Your goal: Write out the listing below exactly, and omit any images you find in it.

Provided records:
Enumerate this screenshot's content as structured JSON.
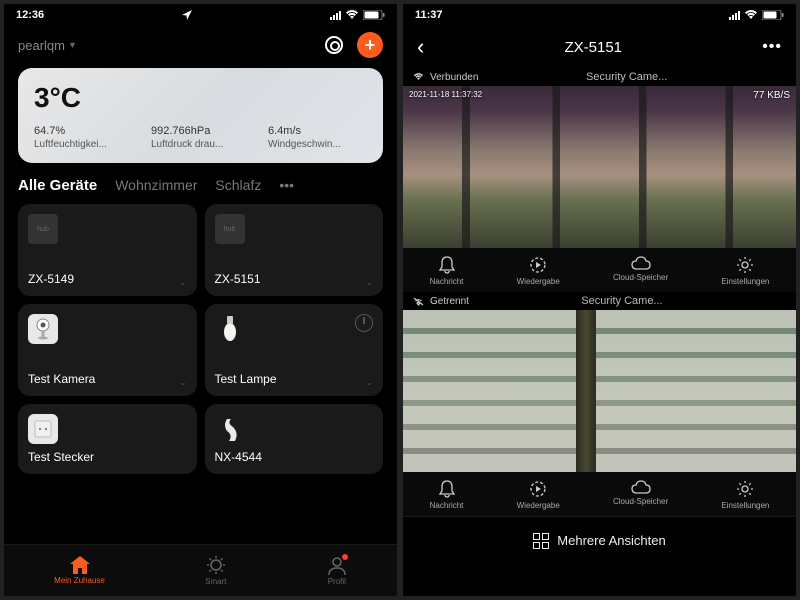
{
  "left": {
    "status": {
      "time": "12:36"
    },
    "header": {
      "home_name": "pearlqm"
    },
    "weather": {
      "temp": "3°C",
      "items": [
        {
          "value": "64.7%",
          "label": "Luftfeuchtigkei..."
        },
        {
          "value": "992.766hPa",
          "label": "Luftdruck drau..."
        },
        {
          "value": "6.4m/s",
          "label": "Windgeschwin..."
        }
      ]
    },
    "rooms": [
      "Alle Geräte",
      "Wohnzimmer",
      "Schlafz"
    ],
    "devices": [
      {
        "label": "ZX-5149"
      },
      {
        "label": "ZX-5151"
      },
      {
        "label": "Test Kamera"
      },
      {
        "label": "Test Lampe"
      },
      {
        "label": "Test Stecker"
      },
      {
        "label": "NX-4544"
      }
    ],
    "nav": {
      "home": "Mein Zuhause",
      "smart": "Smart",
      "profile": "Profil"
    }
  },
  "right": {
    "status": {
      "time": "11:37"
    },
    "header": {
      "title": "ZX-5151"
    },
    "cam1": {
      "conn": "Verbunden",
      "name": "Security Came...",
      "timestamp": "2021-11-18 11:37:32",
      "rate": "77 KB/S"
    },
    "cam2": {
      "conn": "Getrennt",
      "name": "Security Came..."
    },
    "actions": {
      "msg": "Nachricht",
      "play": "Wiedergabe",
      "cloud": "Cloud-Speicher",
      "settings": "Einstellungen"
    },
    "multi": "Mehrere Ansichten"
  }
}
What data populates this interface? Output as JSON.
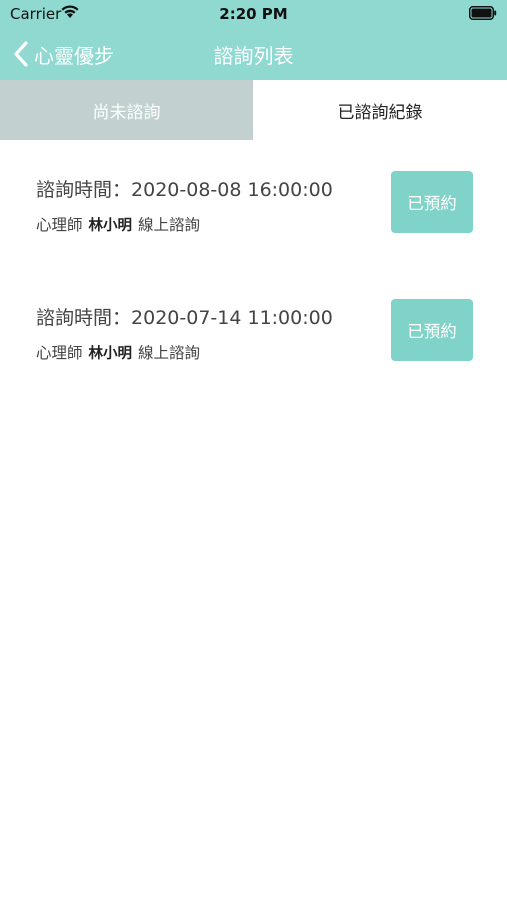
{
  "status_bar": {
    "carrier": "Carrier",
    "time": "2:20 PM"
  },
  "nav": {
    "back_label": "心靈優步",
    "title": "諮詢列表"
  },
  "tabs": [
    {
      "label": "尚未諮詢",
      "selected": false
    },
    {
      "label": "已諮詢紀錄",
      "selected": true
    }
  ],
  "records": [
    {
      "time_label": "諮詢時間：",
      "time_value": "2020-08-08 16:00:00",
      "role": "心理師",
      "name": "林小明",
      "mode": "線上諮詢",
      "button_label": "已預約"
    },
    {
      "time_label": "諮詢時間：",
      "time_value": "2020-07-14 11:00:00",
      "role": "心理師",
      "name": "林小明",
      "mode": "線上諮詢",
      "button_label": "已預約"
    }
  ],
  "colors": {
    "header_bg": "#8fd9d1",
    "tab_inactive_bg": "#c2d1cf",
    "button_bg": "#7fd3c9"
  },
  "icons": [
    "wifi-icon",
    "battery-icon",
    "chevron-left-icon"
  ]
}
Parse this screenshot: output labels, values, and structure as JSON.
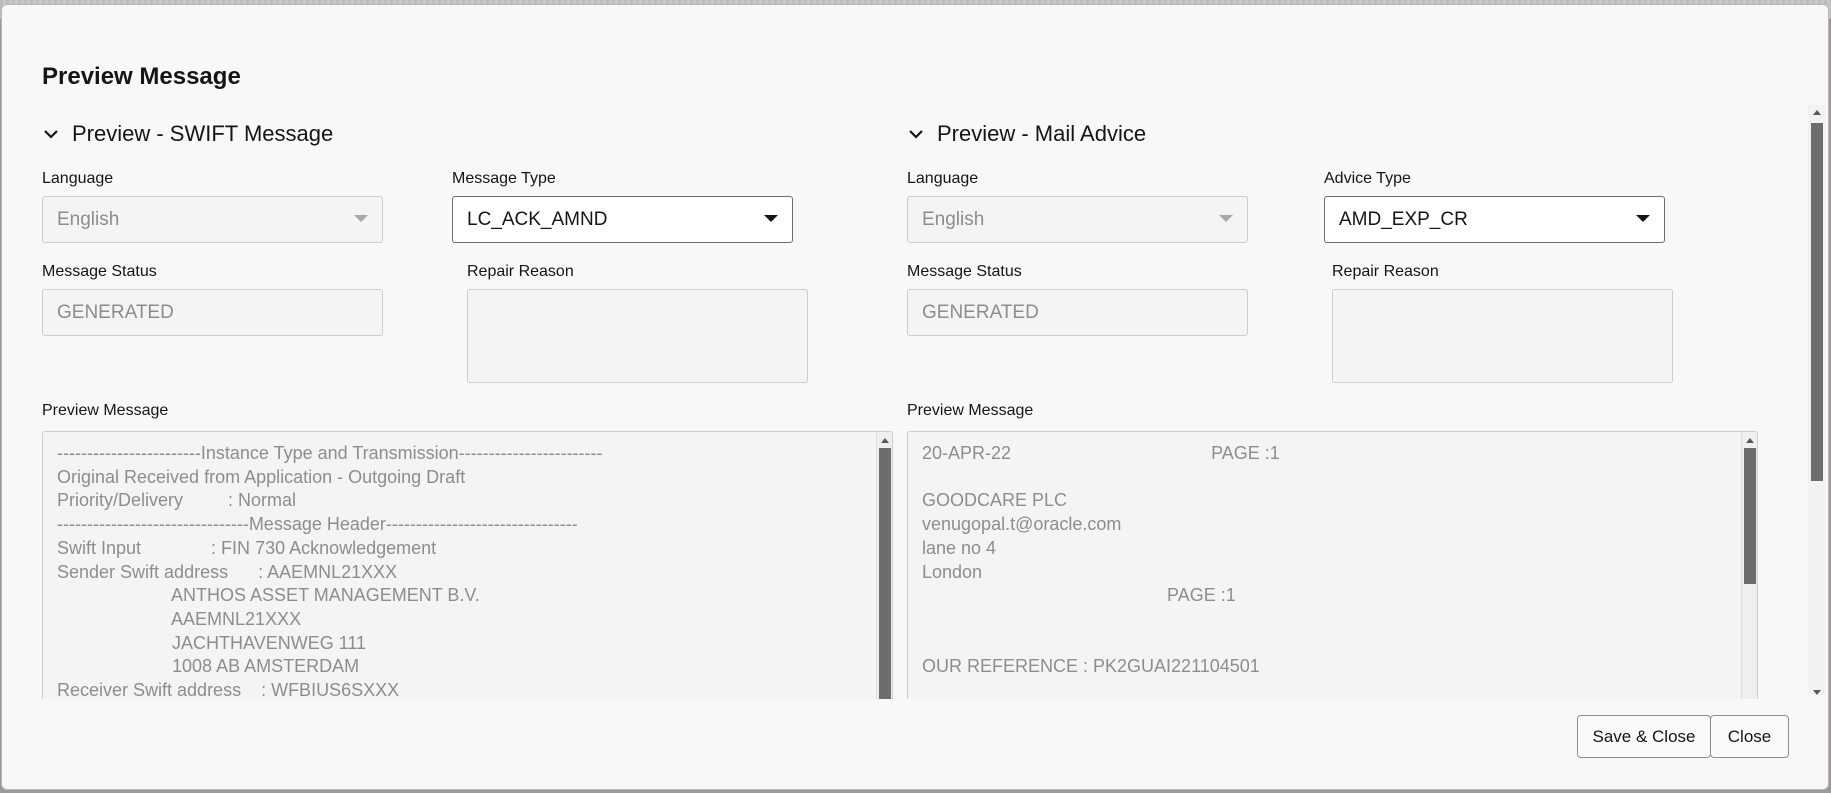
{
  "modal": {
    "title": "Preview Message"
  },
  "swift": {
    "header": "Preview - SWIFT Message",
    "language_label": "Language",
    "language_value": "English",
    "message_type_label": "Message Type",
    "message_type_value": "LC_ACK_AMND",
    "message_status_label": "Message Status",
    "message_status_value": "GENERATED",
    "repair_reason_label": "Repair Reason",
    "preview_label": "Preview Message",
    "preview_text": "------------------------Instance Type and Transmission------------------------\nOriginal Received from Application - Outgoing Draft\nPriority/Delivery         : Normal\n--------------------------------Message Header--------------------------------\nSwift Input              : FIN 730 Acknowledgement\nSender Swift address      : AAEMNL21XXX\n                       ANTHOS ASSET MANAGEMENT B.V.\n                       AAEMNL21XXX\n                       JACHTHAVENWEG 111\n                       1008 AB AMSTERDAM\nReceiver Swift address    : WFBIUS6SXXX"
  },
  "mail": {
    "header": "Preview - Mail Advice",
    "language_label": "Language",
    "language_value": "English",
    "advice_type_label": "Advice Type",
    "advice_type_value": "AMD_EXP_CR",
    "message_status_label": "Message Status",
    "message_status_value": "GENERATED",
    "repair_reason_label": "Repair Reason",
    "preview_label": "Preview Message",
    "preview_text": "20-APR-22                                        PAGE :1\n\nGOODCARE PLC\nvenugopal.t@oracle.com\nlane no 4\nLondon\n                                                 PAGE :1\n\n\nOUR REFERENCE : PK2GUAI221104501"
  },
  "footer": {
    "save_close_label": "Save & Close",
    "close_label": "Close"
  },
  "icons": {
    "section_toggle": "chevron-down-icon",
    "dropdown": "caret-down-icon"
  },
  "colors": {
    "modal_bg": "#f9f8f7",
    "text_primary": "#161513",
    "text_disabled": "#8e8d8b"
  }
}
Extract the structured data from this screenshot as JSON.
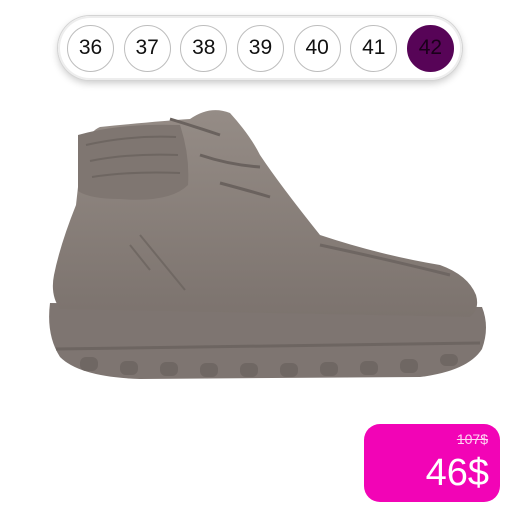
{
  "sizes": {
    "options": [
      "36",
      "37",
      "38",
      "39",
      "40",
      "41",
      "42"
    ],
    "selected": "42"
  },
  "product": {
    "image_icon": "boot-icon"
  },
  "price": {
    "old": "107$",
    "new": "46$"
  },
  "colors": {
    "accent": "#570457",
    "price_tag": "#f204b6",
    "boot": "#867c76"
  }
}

Full solution:
Enumerate this screenshot's content as structured JSON.
{
  "left": {
    "status": {
      "time": "12:36"
    },
    "header": {
      "home_name": "pearlqm"
    },
    "weather": {
      "temp": "3°C",
      "items": [
        {
          "value": "64.7%",
          "label": "Luftfeuchtigkei..."
        },
        {
          "value": "992.766hPa",
          "label": "Luftdruck drau..."
        },
        {
          "value": "6.4m/s",
          "label": "Windgeschwin..."
        }
      ]
    },
    "rooms": [
      "Alle Geräte",
      "Wohnzimmer",
      "Schlafz"
    ],
    "devices": [
      {
        "label": "ZX-5149"
      },
      {
        "label": "ZX-5151"
      },
      {
        "label": "Test Kamera"
      },
      {
        "label": "Test Lampe"
      },
      {
        "label": "Test Stecker"
      },
      {
        "label": "NX-4544"
      }
    ],
    "nav": {
      "home": "Mein Zuhause",
      "smart": "Smart",
      "profile": "Profil"
    }
  },
  "right": {
    "status": {
      "time": "11:37"
    },
    "header": {
      "title": "ZX-5151"
    },
    "cam1": {
      "conn": "Verbunden",
      "name": "Security Came...",
      "timestamp": "2021-11-18 11:37:32",
      "rate": "77 KB/S"
    },
    "cam2": {
      "conn": "Getrennt",
      "name": "Security Came..."
    },
    "actions": {
      "msg": "Nachricht",
      "play": "Wiedergabe",
      "cloud": "Cloud-Speicher",
      "settings": "Einstellungen"
    },
    "multi": "Mehrere Ansichten"
  }
}
What data populates this interface? Output as JSON.
{
  "status_bar": {
    "carrier": "Carrier",
    "time": "2:20 PM"
  },
  "nav": {
    "back_label": "心靈優步",
    "title": "諮詢列表"
  },
  "tabs": [
    {
      "label": "尚未諮詢",
      "selected": false
    },
    {
      "label": "已諮詢紀錄",
      "selected": true
    }
  ],
  "records": [
    {
      "time_label": "諮詢時間：",
      "time_value": "2020-08-08 16:00:00",
      "role": "心理師",
      "name": "林小明",
      "mode": "線上諮詢",
      "button_label": "已預約"
    },
    {
      "time_label": "諮詢時間：",
      "time_value": "2020-07-14 11:00:00",
      "role": "心理師",
      "name": "林小明",
      "mode": "線上諮詢",
      "button_label": "已預約"
    }
  ],
  "colors": {
    "header_bg": "#8fd9d1",
    "tab_inactive_bg": "#c2d1cf",
    "button_bg": "#7fd3c9"
  },
  "icons": [
    "wifi-icon",
    "battery-icon",
    "chevron-left-icon"
  ]
}
Parse this screenshot: output labels, values, and structure as JSON.
{
  "modal": {
    "title": "Preview Message"
  },
  "swift": {
    "header": "Preview - SWIFT Message",
    "language_label": "Language",
    "language_value": "English",
    "message_type_label": "Message Type",
    "message_type_value": "LC_ACK_AMND",
    "message_status_label": "Message Status",
    "message_status_value": "GENERATED",
    "repair_reason_label": "Repair Reason",
    "preview_label": "Preview Message",
    "preview_text": "------------------------Instance Type and Transmission------------------------\nOriginal Received from Application - Outgoing Draft\nPriority/Delivery         : Normal\n--------------------------------Message Header--------------------------------\nSwift Input              : FIN 730 Acknowledgement\nSender Swift address      : AAEMNL21XXX\n                       ANTHOS ASSET MANAGEMENT B.V.\n                       AAEMNL21XXX\n                       JACHTHAVENWEG 111\n                       1008 AB AMSTERDAM\nReceiver Swift address    : WFBIUS6SXXX"
  },
  "mail": {
    "header": "Preview - Mail Advice",
    "language_label": "Language",
    "language_value": "English",
    "advice_type_label": "Advice Type",
    "advice_type_value": "AMD_EXP_CR",
    "message_status_label": "Message Status",
    "message_status_value": "GENERATED",
    "repair_reason_label": "Repair Reason",
    "preview_label": "Preview Message",
    "preview_text": "20-APR-22                                        PAGE :1\n\nGOODCARE PLC\nvenugopal.t@oracle.com\nlane no 4\nLondon\n                                                 PAGE :1\n\n\nOUR REFERENCE : PK2GUAI221104501"
  },
  "footer": {
    "save_close_label": "Save & Close",
    "close_label": "Close"
  },
  "icons": {
    "section_toggle": "chevron-down-icon",
    "dropdown": "caret-down-icon"
  },
  "colors": {
    "modal_bg": "#f9f8f7",
    "text_primary": "#161513",
    "text_disabled": "#8e8d8b"
  }
}
Extract the structured data from this screenshot as JSON.
{
  "sizes": {
    "options": [
      "36",
      "37",
      "38",
      "39",
      "40",
      "41",
      "42"
    ],
    "selected": "42"
  },
  "product": {
    "image_icon": "boot-icon"
  },
  "price": {
    "old": "107$",
    "new": "46$"
  },
  "colors": {
    "accent": "#570457",
    "price_tag": "#f204b6",
    "boot": "#867c76"
  }
}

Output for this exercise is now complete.